Copy out the complete listing, word for word.

::::

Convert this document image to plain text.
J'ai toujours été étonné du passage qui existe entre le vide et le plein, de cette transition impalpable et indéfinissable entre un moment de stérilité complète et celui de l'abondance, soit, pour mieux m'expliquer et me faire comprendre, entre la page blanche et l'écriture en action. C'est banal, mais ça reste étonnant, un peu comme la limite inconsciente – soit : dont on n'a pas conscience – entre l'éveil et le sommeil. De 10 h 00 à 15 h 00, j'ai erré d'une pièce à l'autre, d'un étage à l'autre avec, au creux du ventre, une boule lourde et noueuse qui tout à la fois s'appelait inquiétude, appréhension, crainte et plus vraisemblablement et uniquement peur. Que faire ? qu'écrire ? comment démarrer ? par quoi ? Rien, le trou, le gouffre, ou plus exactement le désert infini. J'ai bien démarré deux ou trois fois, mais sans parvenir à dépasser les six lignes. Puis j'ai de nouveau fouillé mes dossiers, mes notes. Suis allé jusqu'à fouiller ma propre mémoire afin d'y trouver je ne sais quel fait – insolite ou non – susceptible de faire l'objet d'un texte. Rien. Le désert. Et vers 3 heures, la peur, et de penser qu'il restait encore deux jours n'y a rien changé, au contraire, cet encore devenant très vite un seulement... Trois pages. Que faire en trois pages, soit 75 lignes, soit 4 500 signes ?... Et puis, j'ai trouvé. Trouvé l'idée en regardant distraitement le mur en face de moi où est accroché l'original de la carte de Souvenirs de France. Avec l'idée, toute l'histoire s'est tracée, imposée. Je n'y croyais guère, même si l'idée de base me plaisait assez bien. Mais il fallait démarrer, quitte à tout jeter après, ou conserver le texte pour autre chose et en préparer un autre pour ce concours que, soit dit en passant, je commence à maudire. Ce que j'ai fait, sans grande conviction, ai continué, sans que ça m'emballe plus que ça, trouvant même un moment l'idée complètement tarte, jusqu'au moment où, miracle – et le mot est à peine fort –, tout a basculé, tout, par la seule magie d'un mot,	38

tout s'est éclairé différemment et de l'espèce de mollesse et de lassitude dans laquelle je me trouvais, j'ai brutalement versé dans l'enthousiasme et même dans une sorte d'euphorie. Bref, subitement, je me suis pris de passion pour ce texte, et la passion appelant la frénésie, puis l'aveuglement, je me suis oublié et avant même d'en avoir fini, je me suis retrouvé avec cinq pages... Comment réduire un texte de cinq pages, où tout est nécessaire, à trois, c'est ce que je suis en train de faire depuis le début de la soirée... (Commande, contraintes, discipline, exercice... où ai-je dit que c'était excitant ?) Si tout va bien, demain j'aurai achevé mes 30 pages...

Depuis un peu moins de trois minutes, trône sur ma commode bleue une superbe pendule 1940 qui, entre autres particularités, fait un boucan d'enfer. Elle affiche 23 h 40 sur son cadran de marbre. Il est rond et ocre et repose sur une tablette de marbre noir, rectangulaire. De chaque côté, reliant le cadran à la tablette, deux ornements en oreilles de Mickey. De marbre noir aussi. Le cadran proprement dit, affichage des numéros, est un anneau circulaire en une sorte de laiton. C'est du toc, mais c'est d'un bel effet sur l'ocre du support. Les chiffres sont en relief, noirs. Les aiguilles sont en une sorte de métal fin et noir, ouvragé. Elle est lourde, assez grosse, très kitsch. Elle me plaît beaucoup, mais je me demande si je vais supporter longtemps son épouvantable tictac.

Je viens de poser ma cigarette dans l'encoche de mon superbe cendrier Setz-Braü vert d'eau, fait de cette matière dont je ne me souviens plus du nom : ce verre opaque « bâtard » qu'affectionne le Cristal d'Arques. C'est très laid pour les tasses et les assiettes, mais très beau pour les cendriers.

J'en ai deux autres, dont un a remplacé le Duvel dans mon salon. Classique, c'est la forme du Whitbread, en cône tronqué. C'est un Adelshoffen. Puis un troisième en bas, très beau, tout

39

::::

**Task response:**
Convert this document image to plain text.
J'ai toujours été étonné du passage qui existe entre le vide et le plein, de cette transition impalpable et indéfinissable entre un moment de stérilité complète et celui de l'abondance, soit, pour mieux m'expliquer et me faire comprendre, entre la page blanche et l'écriture en action. C'est banal, mais ça reste étonnant, un peu comme la limite inconsciente – soit : dont on n'a pas conscience – entre l'éveil et le sommeil. De 10 h 00 à 15 h 00, j'ai erré d'une pièce à l'autre, d'un étage à l'autre avec, au creux du ventre, une boule lourde et noueuse qui tout à la fois s'appelait inquiétude, appréhension, crainte et plus vraisemblablement et uniquement peur. Que faire ? qu'écrire ? comment démarrer ? par quoi ? Rien, le trou, le gouffre, ou plus exactement le désert infini. J'ai bien démarré deux ou trois fois, mais sans parvenir à dépasser les six lignes. Puis j'ai de nouveau fouillé mes dossiers, mes notes. Suis allé jusqu'à fouiller ma propre mémoire afin d'y trouver je ne sais quel fait – insolite ou non – susceptible de faire l'objet d'un texte. Rien. Le désert. Et vers 3 heures, la peur, et de penser qu'il restait encore deux jours n'y a rien changé, au contraire, cet encore devenant très vite un seulement... Trois pages. Que faire en trois pages, soit 75 lignes, soit 4 500 signes ?... Et puis, j'ai trouvé. Trouvé l'idée en regardant distraitement le mur en face de moi où est accroché l'original de la carte de Souvenirs de France. Avec l'idée, toute l'histoire s'est tracée, imposée. Je n'y croyais guère, même si l'idée de base me plaisait assez bien. Mais il fallait démarrer, quitte à tout jeter après, ou conserver le texte pour autre chose et en préparer un autre pour ce concours que, soit dit en passant, je commence à maudire. Ce que j'ai fait, sans grande conviction, ai continué, sans que ça m'emballe plus que ça, trouvant même un moment l'idée complètement tarte, jusqu'au moment où, miracle – et le mot est à peine fort –, tout a basculé, tout, par la seule magie d'un mot,	38

tout s'est éclairé différemment et de l'espèce de mollesse et de lassitude dans laquelle je me trouvais, j'ai brutalement versé dans l'enthousiasme et même dans une sorte d'euphorie. Bref, subitement, je me suis pris de passion pour ce texte, et la passion appelant la frénésie, puis l'aveuglement, je me suis oublié et avant même d'en avoir fini, je me suis retrouvé avec cinq pages... Comment réduire un texte de cinq pages, où tout est nécessaire, à trois, c'est ce que je suis en train de faire depuis le début de la soirée... (Commande, contraintes, discipline, exercice... où ai-je dit que c'était excitant ?) Si tout va bien, demain j'aurai achevé mes 30 pages...

Depuis un peu moins de trois minutes, trône sur ma commode bleue une superbe pendule 1940 qui, entre autres particularités, fait un boucan d'enfer. Elle affiche 23 h 40 sur son cadran de marbre. Il est rond et ocre et repose sur une tablette de marbre noir, rectangulaire. De chaque côté, reliant le cadran à la tablette, deux ornements en oreilles de Mickey. De marbre noir aussi. Le cadran proprement dit, affichage des numéros, est un anneau circulaire en une sorte de laiton. C'est du toc, mais c'est d'un bel effet sur l'ocre du support. Les chiffres sont en relief, noirs. Les aiguilles sont en une sorte de métal fin et noir, ouvragé. Elle est lourde, assez grosse, très kitsch. Elle me plaît beaucoup, mais je me demande si je vais supporter longtemps son épouvantable tictac.

Je viens de poser ma cigarette dans l'encoche de mon superbe cendrier Setz-Braü vert d'eau, fait de cette matière dont je ne me souviens plus du nom : ce verre opaque « bâtard » qu'affectionne le Cristal d'Arques. C'est très laid pour les tasses et les assiettes, mais très beau pour les cendriers.

J'en ai deux autres, dont un a remplacé le Duvel dans mon salon. Classique, c'est la forme du Whitbread, en cône tronqué. C'est un Adelshoffen. Puis un troisième en bas, très beau, tout

39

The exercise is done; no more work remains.